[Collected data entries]
########################################
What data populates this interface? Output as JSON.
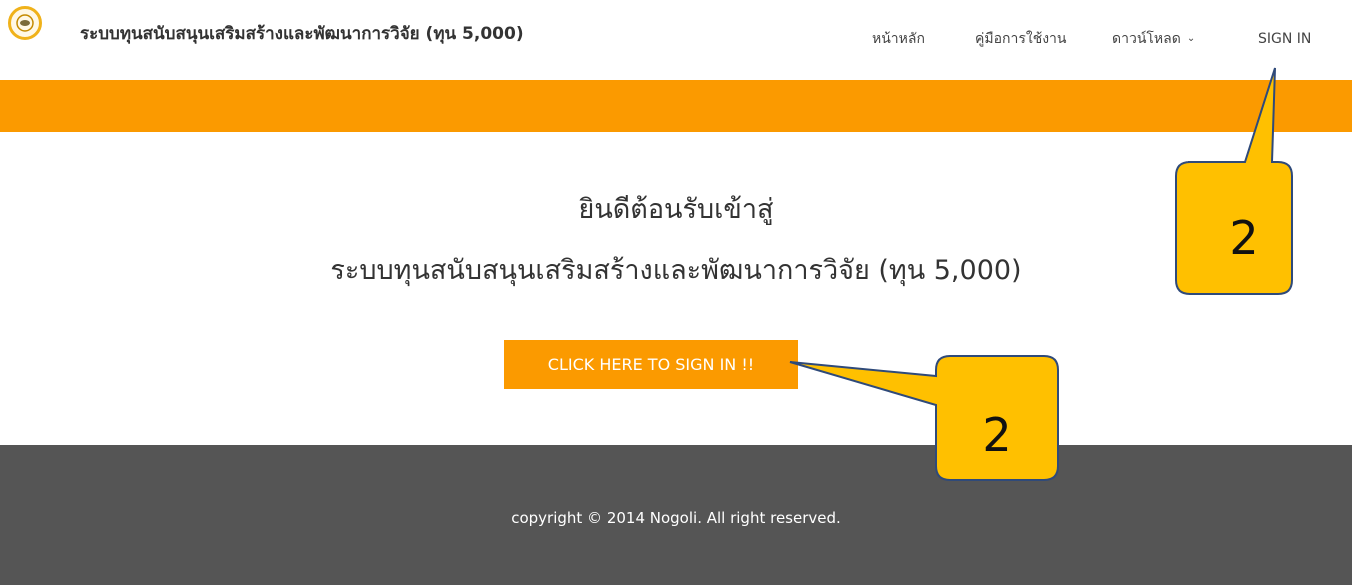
{
  "header": {
    "brand_title": "ระบบทุนสนับสนุนเสริมสร้างและพัฒนาการวิจัย (ทุน 5,000)",
    "nav": {
      "home": "หน้าหลัก",
      "manual": "คู่มือการใช้งาน",
      "download": "ดาวน์โหลด",
      "signin": "SIGN IN"
    }
  },
  "main": {
    "welcome_line1": "ยินดีต้อนรับเข้าสู่",
    "welcome_line2": "ระบบทุนสนับสนุนเสริมสร้างและพัฒนาการวิจัย (ทุน 5,000)",
    "cta_label": "CLICK HERE TO SIGN IN !!"
  },
  "footer": {
    "copyright": "copyright © 2014 Nogoli. All right reserved."
  },
  "annotations": {
    "callout_top": "2",
    "callout_bottom": "2"
  },
  "colors": {
    "accent_orange": "#fb9a00",
    "callout_fill": "#ffc000",
    "callout_border": "#2f4a7a",
    "footer_bg": "#555555"
  }
}
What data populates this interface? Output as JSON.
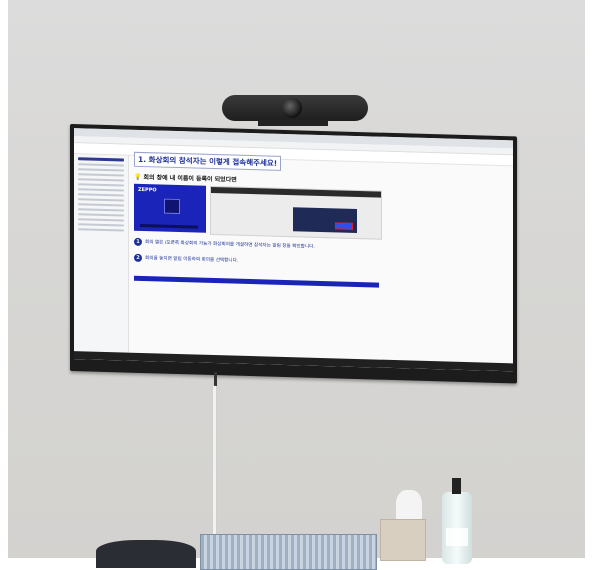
{
  "screen": {
    "slide_title": "1. 화상회의 참석자는 이렇게 접속해주세요!",
    "slide_subtitle": "회의 창에 내 이름이 등록이 되었다면",
    "panel_logo": "ZEPPO",
    "step1_number": "1",
    "step1_text": "회의 열은 /오른쪽 화상회의 가능가 화상회의를 개설하면 참석자는 알림 창을 확인합니다.",
    "step2_number": "2",
    "step2_text": "회의를 놓치면 알림 이동하여 회의를 선택합니다."
  }
}
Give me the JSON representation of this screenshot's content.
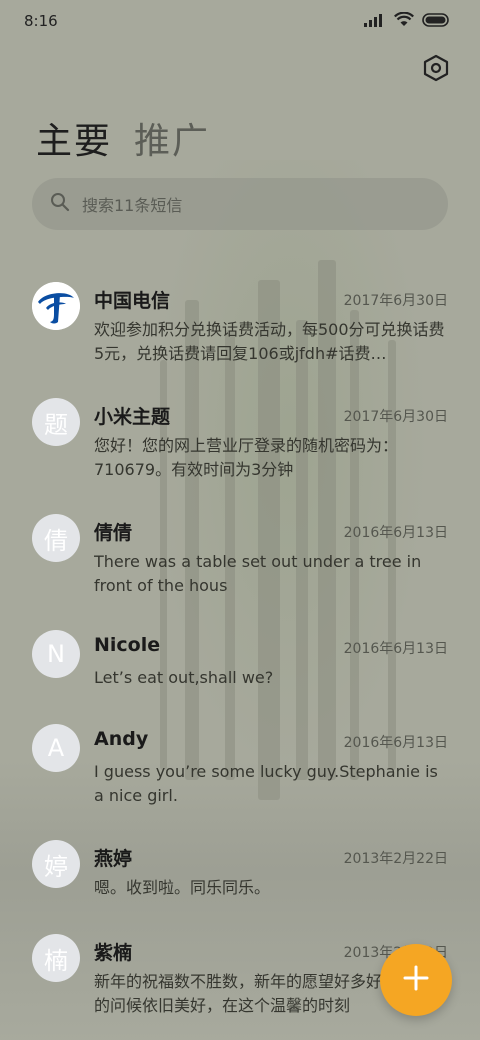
{
  "status_bar": {
    "time": "8:16",
    "icons": [
      "signal-icon",
      "wifi-icon",
      "battery-icon"
    ]
  },
  "header": {
    "settings_icon": "settings-hexagon-icon",
    "tabs": [
      {
        "label": "主要",
        "active": true
      },
      {
        "label": "推广",
        "active": false
      }
    ]
  },
  "search": {
    "placeholder": "搜索11条短信",
    "icon": "search-icon"
  },
  "messages": [
    {
      "avatar": "telecom-logo",
      "name": "中国电信",
      "date": "2017年6月30日",
      "preview": "欢迎参加积分兑换话费活动，每500分可兑换话费5元，兑换话费请回复106或jfdh#话费…"
    },
    {
      "avatar": "题",
      "name": "小米主题",
      "date": "2017年6月30日",
      "preview": "您好！您的网上营业厅登录的随机密码为：710679。有效时间为3分钟"
    },
    {
      "avatar": "倩",
      "name": "倩倩",
      "date": "2016年6月13日",
      "preview": "There was a table set out under a tree in front of the hous"
    },
    {
      "avatar": "N",
      "name": "Nicole",
      "date": "2016年6月13日",
      "preview": "Let’s eat out,shall we?"
    },
    {
      "avatar": "A",
      "name": "Andy",
      "date": "2016年6月13日",
      "preview": "I guess you’re some lucky guy.Stephanie is a nice girl."
    },
    {
      "avatar": "婷",
      "name": "燕婷",
      "date": "2013年2月22日",
      "preview": "嗯。收到啦。同乐同乐。"
    },
    {
      "avatar": "楠",
      "name": "紫楠",
      "date": "2013年2月22日",
      "preview": "新年的祝福数不胜数，新年的愿望好多好多，新年的问候依旧美好，在这个温馨的时刻"
    }
  ],
  "fab": {
    "icon": "plus-icon",
    "color": "#f5a623"
  },
  "colors": {
    "accent": "#f5a623",
    "telecom_blue": "#0a4da2",
    "avatar_bg": "#e3e5e8"
  }
}
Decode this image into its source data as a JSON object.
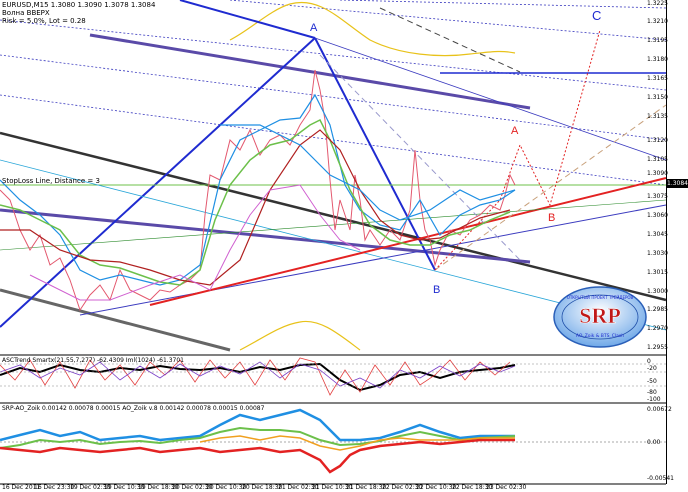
########################################
**Short task**:
Take the entries shown above and quote them verbatim, passing over the pictures.

**Result of the exercise**:
What data populates this interface? Output as JSON.
{
  "header": {
    "brand_title": "ระบบทุนสนับสนุนเสริมสร้างและพัฒนาการวิจัย (ทุน 5,000)",
    "nav": {
      "home": "หน้าหลัก",
      "manual": "คู่มือการใช้งาน",
      "download": "ดาวน์โหลด",
      "signin": "SIGN IN"
    }
  },
  "main": {
    "welcome_line1": "ยินดีต้อนรับเข้าสู่",
    "welcome_line2": "ระบบทุนสนับสนุนเสริมสร้างและพัฒนาการวิจัย (ทุน 5,000)",
    "cta_label": "CLICK HERE TO SIGN IN !!"
  },
  "footer": {
    "copyright": "copyright © 2014 Nogoli. All right reserved."
  },
  "annotations": {
    "callout_top": "2",
    "callout_bottom": "2"
  },
  "colors": {
    "accent_orange": "#fb9a00",
    "callout_fill": "#ffc000",
    "callout_border": "#2f4a7a",
    "footer_bg": "#555555"
  }
}
What data populates this interface? Output as JSON.
{
  "screen": {
    "slide_title": "1. 화상회의 참석자는 이렇게 접속해주세요!",
    "slide_subtitle": "회의 창에 내 이름이 등록이 되었다면",
    "panel_logo": "ZEPPO",
    "step1_number": "1",
    "step1_text": "회의 열은 /오른쪽 화상회의 가능가 화상회의를 개설하면 참석자는 알림 창을 확인합니다.",
    "step2_number": "2",
    "step2_text": "회의를 놓치면 알림 이동하여 회의를 선택합니다."
  }
}
Give me the JSON representation of this screenshot's content.
{
  "status_bar": {
    "time": "8:16",
    "icons": [
      "signal-icon",
      "wifi-icon",
      "battery-icon"
    ]
  },
  "header": {
    "settings_icon": "settings-hexagon-icon",
    "tabs": [
      {
        "label": "主要",
        "active": true
      },
      {
        "label": "推广",
        "active": false
      }
    ]
  },
  "search": {
    "placeholder": "搜索11条短信",
    "icon": "search-icon"
  },
  "messages": [
    {
      "avatar": "telecom-logo",
      "name": "中国电信",
      "date": "2017年6月30日",
      "preview": "欢迎参加积分兑换话费活动，每500分可兑换话费5元，兑换话费请回复106或jfdh#话费…"
    },
    {
      "avatar": "题",
      "name": "小米主题",
      "date": "2017年6月30日",
      "preview": "您好！您的网上营业厅登录的随机密码为：710679。有效时间为3分钟"
    },
    {
      "avatar": "倩",
      "name": "倩倩",
      "date": "2016年6月13日",
      "preview": "There was a table set out under a tree in front of the hous"
    },
    {
      "avatar": "N",
      "name": "Nicole",
      "date": "2016年6月13日",
      "preview": "Let’s eat out,shall we?"
    },
    {
      "avatar": "A",
      "name": "Andy",
      "date": "2016年6月13日",
      "preview": "I guess you’re some lucky guy.Stephanie is a nice girl."
    },
    {
      "avatar": "婷",
      "name": "燕婷",
      "date": "2013年2月22日",
      "preview": "嗯。收到啦。同乐同乐。"
    },
    {
      "avatar": "楠",
      "name": "紫楠",
      "date": "2013年2月22日",
      "preview": "新年的祝福数不胜数，新年的愿望好多好多，新年的问候依旧美好，在这个温馨的时刻"
    }
  ],
  "fab": {
    "icon": "plus-icon",
    "color": "#f5a623"
  },
  "colors": {
    "accent": "#f5a623",
    "telecom_blue": "#0a4da2",
    "avatar_bg": "#e3e5e8"
  }
}
Decode this image into its source data as a JSON object.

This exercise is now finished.